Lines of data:
>>>>
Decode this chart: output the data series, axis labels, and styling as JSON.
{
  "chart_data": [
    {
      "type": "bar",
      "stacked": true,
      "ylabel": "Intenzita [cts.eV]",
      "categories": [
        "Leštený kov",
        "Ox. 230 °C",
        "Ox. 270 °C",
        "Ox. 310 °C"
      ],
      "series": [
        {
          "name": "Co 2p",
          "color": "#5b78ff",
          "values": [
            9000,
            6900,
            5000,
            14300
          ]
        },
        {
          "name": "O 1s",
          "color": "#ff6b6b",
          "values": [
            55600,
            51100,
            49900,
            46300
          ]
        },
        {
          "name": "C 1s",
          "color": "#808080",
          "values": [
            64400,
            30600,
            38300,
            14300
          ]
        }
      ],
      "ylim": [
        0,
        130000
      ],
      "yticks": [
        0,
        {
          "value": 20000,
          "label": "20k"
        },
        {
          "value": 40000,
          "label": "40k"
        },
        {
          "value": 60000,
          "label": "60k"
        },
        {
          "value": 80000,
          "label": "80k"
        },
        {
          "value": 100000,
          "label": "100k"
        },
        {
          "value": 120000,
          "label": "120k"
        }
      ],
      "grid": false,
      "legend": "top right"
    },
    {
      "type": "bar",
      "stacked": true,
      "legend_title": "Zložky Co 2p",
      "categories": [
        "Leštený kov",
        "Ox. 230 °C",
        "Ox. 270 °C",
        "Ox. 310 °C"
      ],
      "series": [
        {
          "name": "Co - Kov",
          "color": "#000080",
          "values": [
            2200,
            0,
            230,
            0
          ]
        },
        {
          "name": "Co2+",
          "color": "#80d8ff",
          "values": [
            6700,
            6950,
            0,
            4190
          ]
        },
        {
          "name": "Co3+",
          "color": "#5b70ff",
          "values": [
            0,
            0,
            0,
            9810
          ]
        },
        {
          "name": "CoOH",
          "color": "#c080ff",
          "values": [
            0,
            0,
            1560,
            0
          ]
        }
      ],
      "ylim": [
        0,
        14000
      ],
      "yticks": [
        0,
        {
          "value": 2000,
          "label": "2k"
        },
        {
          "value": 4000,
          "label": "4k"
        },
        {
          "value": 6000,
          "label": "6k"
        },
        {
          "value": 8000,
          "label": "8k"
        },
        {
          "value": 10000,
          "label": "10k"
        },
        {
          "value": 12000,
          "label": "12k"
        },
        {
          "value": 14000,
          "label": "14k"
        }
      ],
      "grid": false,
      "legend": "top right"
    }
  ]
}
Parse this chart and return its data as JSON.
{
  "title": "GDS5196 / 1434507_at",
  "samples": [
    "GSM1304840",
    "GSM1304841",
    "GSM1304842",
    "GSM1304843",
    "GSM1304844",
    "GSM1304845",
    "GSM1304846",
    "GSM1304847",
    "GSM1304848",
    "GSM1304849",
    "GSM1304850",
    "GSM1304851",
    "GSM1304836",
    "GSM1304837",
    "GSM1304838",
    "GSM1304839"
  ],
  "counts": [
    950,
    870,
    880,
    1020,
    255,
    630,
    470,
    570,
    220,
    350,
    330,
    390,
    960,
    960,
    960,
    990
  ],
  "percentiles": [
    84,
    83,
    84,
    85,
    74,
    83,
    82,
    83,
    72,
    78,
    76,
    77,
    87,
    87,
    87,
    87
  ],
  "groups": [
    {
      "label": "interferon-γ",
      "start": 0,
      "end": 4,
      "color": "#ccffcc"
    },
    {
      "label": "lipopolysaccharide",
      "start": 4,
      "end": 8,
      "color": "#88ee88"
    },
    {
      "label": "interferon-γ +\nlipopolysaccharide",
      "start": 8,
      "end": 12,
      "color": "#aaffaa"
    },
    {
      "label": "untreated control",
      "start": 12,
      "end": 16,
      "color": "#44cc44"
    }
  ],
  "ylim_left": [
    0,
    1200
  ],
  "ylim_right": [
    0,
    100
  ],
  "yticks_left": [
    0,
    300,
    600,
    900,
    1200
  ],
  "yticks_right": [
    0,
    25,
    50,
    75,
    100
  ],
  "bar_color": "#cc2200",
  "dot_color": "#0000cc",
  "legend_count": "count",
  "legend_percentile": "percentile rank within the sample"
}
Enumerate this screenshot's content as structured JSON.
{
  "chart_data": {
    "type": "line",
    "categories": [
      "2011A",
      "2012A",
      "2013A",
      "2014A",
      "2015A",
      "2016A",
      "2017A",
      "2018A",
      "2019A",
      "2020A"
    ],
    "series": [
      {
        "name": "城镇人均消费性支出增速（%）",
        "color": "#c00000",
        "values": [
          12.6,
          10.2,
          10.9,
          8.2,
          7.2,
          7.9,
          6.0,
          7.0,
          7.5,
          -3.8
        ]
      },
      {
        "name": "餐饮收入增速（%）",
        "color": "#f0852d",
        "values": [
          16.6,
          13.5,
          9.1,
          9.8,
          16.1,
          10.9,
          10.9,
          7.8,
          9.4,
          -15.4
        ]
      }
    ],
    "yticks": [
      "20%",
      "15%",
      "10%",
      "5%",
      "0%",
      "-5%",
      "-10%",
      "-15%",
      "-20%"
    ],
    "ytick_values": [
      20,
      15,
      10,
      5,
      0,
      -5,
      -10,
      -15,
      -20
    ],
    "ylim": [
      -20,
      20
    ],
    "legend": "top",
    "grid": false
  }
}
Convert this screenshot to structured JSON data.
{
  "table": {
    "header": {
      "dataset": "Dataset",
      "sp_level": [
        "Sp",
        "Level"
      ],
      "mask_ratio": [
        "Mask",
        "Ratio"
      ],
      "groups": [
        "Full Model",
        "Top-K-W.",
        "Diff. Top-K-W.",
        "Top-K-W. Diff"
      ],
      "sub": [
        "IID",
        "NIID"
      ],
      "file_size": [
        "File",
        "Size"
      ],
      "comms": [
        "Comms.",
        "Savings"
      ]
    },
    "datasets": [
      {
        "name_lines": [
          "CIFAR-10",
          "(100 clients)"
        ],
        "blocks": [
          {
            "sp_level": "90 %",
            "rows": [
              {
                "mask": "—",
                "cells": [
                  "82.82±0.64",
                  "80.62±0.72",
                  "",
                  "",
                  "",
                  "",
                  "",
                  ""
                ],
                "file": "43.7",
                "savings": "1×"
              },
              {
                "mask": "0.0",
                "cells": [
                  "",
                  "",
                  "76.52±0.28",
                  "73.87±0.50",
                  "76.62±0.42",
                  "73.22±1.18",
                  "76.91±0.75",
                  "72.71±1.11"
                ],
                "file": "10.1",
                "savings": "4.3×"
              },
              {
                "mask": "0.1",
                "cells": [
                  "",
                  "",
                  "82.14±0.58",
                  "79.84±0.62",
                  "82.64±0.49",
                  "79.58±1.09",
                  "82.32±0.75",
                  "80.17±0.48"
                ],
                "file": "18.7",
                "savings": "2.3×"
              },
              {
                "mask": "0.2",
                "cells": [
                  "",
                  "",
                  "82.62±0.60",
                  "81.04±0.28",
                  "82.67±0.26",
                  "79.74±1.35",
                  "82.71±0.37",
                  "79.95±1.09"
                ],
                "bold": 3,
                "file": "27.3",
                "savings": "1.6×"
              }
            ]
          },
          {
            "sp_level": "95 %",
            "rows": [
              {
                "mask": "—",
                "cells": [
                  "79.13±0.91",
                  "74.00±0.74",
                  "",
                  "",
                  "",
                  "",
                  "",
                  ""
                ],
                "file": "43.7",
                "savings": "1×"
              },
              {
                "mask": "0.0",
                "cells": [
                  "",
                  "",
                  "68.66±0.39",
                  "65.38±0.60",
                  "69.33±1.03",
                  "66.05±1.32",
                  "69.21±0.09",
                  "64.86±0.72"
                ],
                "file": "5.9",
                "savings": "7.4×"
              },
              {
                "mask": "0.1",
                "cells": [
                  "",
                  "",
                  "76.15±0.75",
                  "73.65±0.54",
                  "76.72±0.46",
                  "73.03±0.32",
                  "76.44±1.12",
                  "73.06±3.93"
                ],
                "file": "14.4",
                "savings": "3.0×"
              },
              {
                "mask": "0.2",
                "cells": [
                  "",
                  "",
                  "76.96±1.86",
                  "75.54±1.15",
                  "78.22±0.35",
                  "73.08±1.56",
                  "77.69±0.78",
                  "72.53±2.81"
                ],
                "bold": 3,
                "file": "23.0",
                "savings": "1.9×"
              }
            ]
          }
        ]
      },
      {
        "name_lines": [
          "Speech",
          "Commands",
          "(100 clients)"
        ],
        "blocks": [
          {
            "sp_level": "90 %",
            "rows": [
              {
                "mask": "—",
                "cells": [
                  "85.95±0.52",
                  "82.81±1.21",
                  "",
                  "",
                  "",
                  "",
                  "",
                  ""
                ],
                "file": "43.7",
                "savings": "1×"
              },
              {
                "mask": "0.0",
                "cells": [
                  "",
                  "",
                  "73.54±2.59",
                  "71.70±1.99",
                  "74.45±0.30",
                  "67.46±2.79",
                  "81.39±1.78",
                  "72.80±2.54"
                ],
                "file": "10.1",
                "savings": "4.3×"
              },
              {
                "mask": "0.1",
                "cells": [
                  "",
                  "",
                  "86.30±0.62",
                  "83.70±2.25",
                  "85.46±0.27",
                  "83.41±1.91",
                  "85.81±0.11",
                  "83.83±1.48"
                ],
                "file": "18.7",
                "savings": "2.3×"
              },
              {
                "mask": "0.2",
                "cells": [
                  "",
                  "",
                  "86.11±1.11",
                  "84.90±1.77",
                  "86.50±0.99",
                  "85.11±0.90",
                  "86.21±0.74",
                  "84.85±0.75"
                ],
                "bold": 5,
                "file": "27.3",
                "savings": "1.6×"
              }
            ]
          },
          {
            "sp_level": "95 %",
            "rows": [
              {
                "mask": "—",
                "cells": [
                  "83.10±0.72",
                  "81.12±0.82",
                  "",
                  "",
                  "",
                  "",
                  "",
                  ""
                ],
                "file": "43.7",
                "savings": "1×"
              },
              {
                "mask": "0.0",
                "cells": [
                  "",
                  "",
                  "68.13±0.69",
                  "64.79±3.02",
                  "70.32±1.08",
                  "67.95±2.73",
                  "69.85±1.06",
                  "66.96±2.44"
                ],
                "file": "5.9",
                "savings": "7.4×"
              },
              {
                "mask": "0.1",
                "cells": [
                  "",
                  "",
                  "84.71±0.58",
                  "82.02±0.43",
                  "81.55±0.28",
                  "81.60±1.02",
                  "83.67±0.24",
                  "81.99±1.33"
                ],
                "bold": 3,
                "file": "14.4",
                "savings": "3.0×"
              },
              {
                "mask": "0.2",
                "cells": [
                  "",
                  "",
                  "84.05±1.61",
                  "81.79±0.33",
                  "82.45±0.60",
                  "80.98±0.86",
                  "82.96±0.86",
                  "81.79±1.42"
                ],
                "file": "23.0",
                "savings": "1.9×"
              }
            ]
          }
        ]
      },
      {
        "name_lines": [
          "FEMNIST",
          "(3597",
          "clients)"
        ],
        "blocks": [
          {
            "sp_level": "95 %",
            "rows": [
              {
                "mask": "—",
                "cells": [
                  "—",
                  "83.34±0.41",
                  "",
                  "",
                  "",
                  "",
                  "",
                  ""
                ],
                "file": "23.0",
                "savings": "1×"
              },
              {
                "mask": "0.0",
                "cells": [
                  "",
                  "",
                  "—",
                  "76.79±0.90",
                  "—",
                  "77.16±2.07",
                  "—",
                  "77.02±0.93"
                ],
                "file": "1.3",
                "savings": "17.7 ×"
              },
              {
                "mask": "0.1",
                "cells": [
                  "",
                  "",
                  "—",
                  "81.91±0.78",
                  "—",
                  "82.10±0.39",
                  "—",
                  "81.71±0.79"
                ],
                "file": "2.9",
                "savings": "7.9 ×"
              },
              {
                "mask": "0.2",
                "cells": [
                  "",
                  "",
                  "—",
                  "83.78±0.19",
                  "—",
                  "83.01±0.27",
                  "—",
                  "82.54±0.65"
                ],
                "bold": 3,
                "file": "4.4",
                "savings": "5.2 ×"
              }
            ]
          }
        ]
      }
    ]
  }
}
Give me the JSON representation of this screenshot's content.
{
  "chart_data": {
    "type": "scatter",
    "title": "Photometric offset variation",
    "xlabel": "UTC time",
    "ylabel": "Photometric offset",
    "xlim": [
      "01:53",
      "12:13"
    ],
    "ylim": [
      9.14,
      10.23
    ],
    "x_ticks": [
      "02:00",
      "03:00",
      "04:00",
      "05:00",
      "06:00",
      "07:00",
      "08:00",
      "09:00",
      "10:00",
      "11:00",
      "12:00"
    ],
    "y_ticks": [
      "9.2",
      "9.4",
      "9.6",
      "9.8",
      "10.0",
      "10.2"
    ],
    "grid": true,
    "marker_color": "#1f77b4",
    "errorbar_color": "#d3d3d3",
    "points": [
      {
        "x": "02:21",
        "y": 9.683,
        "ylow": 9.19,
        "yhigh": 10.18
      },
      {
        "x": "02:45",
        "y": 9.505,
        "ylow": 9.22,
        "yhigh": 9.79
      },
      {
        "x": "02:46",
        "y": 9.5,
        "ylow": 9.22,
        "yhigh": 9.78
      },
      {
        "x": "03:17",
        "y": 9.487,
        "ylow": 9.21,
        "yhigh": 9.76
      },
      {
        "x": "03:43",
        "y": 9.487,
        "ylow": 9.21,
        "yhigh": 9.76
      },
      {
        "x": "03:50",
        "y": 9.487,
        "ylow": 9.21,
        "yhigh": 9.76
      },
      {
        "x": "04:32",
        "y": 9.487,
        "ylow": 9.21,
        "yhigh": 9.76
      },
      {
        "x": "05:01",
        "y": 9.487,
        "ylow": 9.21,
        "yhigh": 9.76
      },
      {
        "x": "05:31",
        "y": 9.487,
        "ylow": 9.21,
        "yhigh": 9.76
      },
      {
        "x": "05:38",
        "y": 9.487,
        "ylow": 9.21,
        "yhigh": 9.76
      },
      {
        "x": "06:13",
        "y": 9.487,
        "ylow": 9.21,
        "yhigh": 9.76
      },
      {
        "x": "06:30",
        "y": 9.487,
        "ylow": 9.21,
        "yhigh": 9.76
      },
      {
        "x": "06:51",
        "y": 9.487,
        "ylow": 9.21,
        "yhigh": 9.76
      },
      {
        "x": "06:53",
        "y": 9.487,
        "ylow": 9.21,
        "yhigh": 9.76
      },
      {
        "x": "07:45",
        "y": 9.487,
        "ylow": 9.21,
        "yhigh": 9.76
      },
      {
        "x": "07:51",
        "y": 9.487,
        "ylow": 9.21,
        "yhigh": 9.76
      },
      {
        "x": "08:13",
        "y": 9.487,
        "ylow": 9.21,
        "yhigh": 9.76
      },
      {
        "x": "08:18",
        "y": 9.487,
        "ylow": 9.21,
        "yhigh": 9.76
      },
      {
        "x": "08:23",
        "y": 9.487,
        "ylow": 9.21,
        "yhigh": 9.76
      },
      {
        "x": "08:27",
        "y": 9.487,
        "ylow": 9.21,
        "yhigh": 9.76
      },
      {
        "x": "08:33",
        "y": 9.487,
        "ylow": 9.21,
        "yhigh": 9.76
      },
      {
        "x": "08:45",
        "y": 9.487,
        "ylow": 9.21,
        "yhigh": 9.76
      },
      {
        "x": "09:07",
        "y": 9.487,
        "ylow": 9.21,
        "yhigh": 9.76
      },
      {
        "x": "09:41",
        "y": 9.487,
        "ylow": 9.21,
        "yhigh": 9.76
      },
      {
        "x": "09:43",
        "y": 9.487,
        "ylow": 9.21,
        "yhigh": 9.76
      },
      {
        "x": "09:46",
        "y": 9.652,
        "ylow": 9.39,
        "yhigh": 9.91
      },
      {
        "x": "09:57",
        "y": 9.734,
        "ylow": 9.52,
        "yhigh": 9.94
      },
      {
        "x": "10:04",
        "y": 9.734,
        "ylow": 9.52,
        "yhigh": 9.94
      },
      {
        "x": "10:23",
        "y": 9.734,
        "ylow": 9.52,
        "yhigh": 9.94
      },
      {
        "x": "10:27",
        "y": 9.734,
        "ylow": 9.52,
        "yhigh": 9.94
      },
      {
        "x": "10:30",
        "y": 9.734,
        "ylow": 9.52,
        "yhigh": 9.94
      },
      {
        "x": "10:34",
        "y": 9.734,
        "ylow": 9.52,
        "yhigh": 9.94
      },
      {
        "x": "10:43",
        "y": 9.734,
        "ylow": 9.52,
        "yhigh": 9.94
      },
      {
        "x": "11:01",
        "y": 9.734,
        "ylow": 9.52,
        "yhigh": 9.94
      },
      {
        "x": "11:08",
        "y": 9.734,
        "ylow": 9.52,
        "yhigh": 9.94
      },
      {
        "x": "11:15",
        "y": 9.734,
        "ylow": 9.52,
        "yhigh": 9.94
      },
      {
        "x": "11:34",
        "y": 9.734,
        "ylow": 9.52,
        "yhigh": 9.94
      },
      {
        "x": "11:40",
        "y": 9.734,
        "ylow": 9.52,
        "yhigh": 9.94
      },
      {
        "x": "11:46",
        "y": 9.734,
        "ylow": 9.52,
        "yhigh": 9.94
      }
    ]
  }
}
<<<<
In the lines above, find each one with "screenshot" and list it.

» **Response to this task**
Enumerate this screenshot's content as structured JSON.
Convert this screenshot to structured JSON data.
Give me the JSON representation of this screenshot's content.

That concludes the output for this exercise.